The task. Look through the data below and return each line where "screenshot" appears.

Data to use.
___
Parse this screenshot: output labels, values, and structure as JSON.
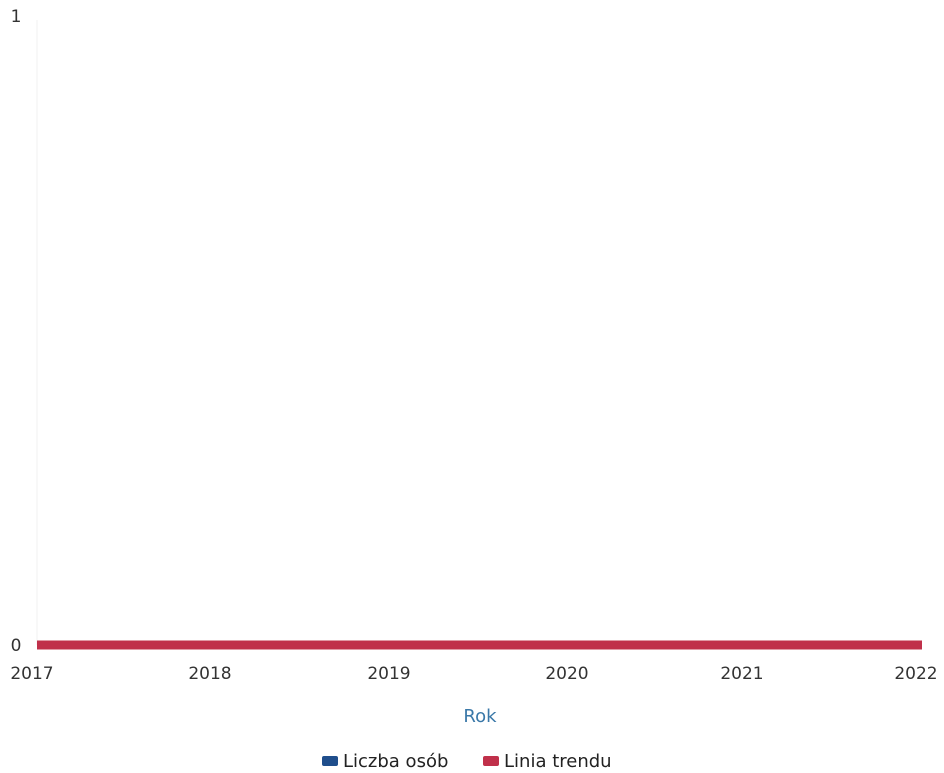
___
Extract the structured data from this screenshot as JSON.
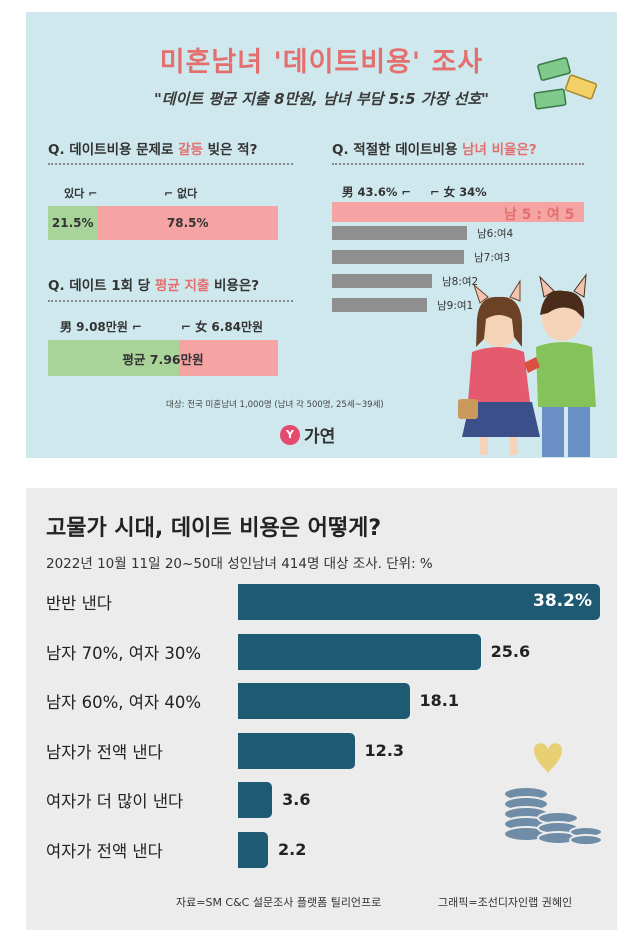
___
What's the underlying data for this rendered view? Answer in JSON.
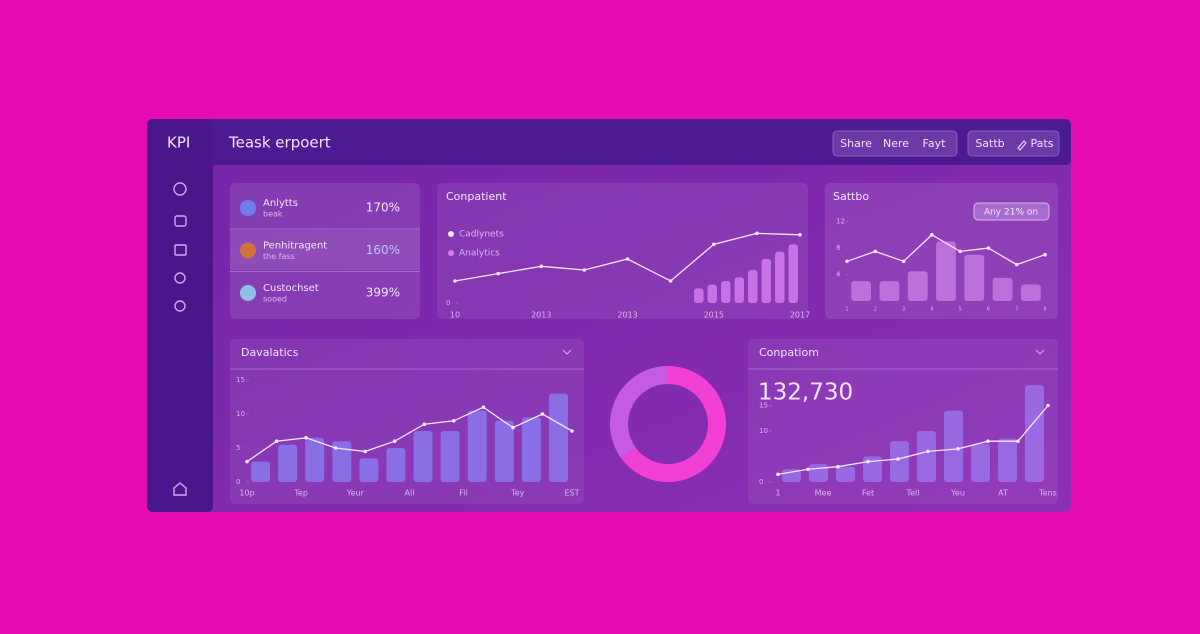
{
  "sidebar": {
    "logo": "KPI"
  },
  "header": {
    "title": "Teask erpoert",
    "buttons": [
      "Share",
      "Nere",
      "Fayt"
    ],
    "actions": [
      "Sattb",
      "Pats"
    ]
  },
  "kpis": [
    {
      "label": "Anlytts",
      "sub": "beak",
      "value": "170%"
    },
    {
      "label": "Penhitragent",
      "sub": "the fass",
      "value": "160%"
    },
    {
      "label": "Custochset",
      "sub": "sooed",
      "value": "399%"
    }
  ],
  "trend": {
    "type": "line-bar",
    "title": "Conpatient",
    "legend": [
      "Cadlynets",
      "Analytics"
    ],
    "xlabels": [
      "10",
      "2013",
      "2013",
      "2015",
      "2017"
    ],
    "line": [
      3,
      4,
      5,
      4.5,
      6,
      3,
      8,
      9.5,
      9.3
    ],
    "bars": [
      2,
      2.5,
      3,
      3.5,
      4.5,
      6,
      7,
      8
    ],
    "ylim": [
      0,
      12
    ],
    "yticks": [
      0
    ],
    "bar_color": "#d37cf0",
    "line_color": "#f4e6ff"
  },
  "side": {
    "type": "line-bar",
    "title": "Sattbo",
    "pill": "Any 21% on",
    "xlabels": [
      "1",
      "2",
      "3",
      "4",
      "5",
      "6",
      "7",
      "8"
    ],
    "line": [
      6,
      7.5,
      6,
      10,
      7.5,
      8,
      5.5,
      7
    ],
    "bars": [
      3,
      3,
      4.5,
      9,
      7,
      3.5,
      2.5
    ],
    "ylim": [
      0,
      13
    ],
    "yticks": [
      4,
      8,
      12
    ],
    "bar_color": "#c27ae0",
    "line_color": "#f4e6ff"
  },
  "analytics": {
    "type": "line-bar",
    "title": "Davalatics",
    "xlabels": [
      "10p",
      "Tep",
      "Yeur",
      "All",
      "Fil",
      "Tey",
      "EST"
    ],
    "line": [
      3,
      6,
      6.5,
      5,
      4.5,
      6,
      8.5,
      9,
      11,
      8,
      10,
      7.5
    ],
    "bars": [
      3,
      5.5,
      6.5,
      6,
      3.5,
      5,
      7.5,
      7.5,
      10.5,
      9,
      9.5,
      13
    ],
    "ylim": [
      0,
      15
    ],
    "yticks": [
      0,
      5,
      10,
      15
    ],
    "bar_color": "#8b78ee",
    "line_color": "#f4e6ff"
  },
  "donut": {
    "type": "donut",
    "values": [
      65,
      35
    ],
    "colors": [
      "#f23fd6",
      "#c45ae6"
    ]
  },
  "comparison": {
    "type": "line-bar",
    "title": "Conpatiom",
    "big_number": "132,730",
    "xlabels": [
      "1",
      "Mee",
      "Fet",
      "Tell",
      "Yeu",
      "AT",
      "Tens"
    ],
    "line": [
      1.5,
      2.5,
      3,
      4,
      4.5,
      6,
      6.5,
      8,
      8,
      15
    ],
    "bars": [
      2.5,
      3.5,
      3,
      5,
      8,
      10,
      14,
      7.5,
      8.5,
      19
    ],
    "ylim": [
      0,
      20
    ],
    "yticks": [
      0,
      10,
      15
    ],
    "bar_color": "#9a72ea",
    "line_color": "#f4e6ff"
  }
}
___
Exercise answer.
Parse this screenshot: output labels, values, and structure as JSON.
Extract the structured data from this screenshot as JSON.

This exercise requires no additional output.